Stored items from a collection
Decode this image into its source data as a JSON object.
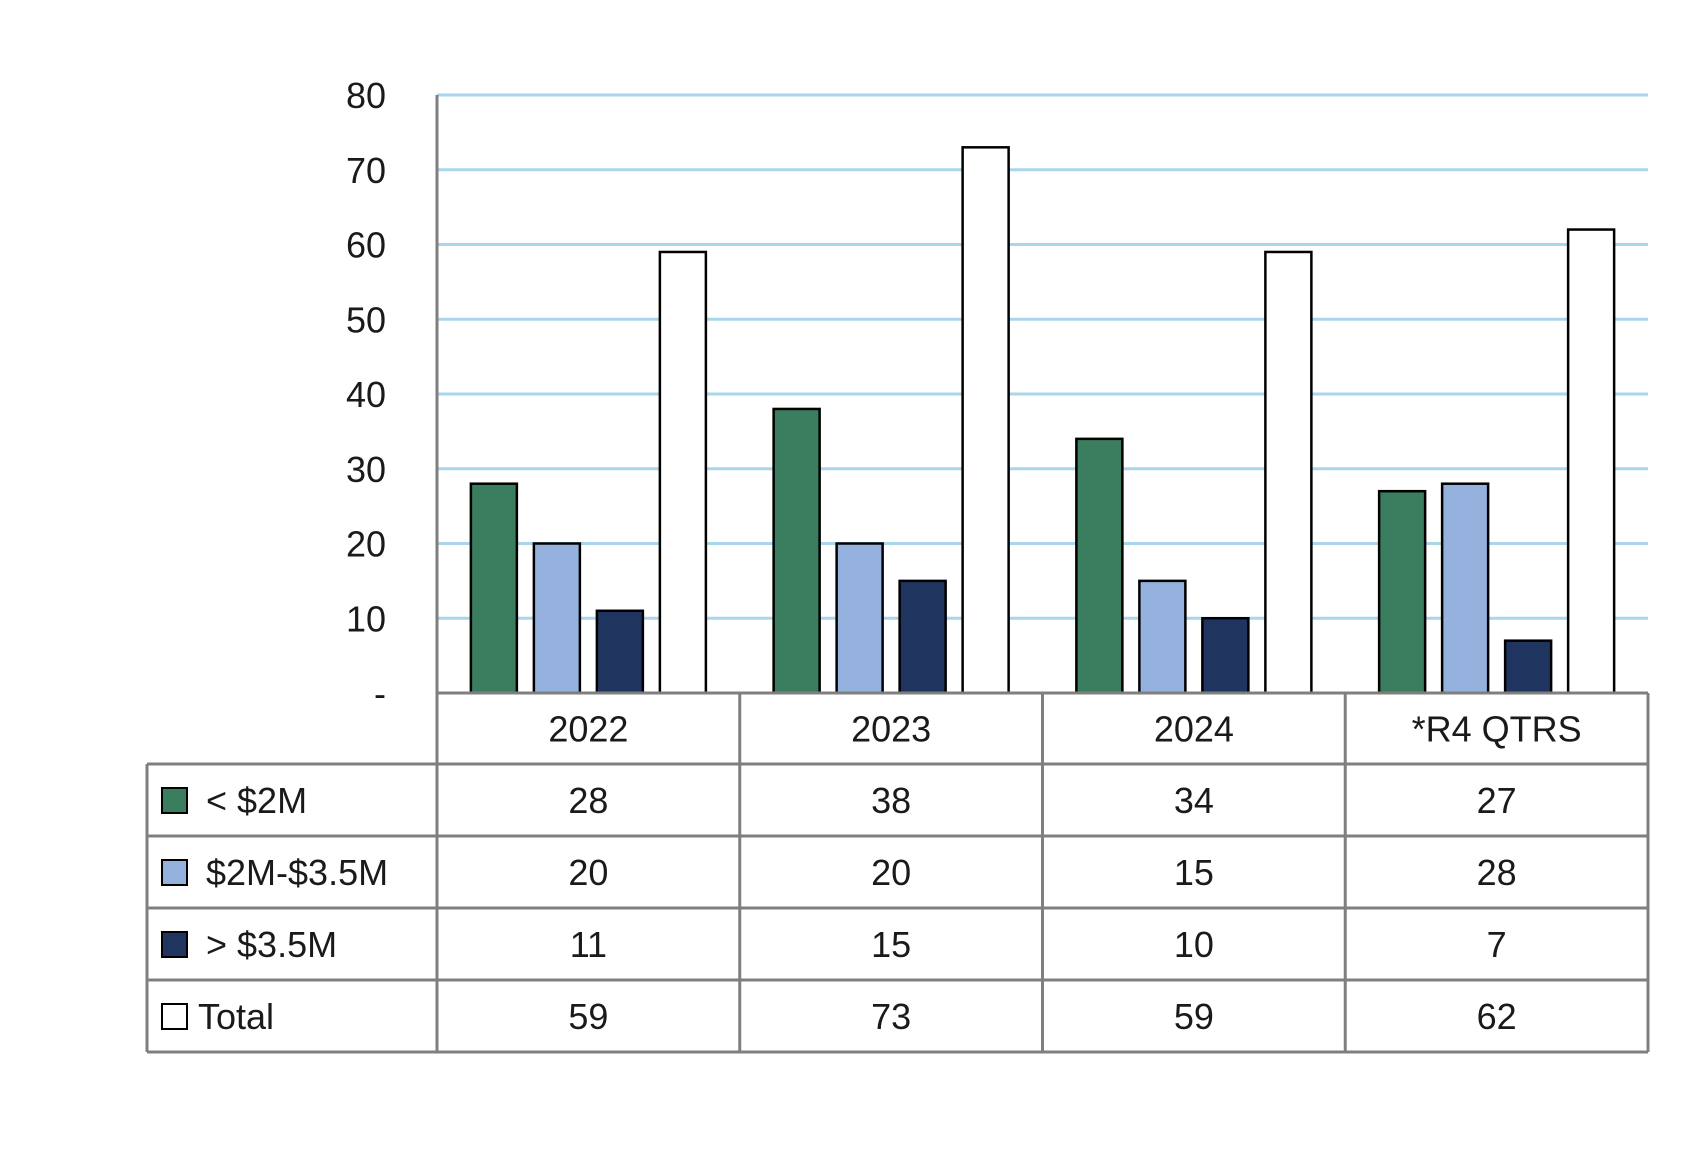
{
  "chart_data": {
    "type": "bar",
    "categories": [
      "2022",
      "2023",
      "2024",
      "*R4 QTRS"
    ],
    "series": [
      {
        "name": "< $2M",
        "values": [
          28,
          38,
          34,
          27
        ],
        "color": "#3a7d5f"
      },
      {
        "name": "$2M-$3.5M",
        "values": [
          20,
          20,
          15,
          28
        ],
        "color": "#95b2df"
      },
      {
        "name": "> $3.5M",
        "values": [
          11,
          15,
          10,
          7
        ],
        "color": "#1f3560"
      },
      {
        "name": "Total",
        "values": [
          59,
          73,
          59,
          62
        ],
        "color": "#ffffff"
      }
    ],
    "ylim": [
      0,
      80
    ],
    "yticks": [
      0,
      10,
      20,
      30,
      40,
      50,
      60,
      70,
      80
    ],
    "ytick_labels": [
      "-",
      "10",
      "20",
      "30",
      "40",
      "50",
      "60",
      "70",
      "80"
    ],
    "grid": true,
    "gridline_color": "#a9d6ea",
    "legend": "data-table",
    "title": "",
    "xlabel": "",
    "ylabel": ""
  }
}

## Stated goal
Your task is to reproduce all of the material exactly. The pictures stay out.

## Answer below
Decode this image into its source data as a JSON object.
{
  "chart_data": {
    "type": "bar",
    "categories": [
      "2022",
      "2023",
      "2024",
      "*R4 QTRS"
    ],
    "series": [
      {
        "name": "< $2M",
        "values": [
          28,
          38,
          34,
          27
        ],
        "color": "#3a7d5f"
      },
      {
        "name": "$2M-$3.5M",
        "values": [
          20,
          20,
          15,
          28
        ],
        "color": "#95b2df"
      },
      {
        "name": "> $3.5M",
        "values": [
          11,
          15,
          10,
          7
        ],
        "color": "#1f3560"
      },
      {
        "name": "Total",
        "values": [
          59,
          73,
          59,
          62
        ],
        "color": "#ffffff"
      }
    ],
    "ylim": [
      0,
      80
    ],
    "yticks": [
      0,
      10,
      20,
      30,
      40,
      50,
      60,
      70,
      80
    ],
    "ytick_labels": [
      "-",
      "10",
      "20",
      "30",
      "40",
      "50",
      "60",
      "70",
      "80"
    ],
    "grid": true,
    "gridline_color": "#a9d6ea",
    "legend": "data-table",
    "title": "",
    "xlabel": "",
    "ylabel": ""
  }
}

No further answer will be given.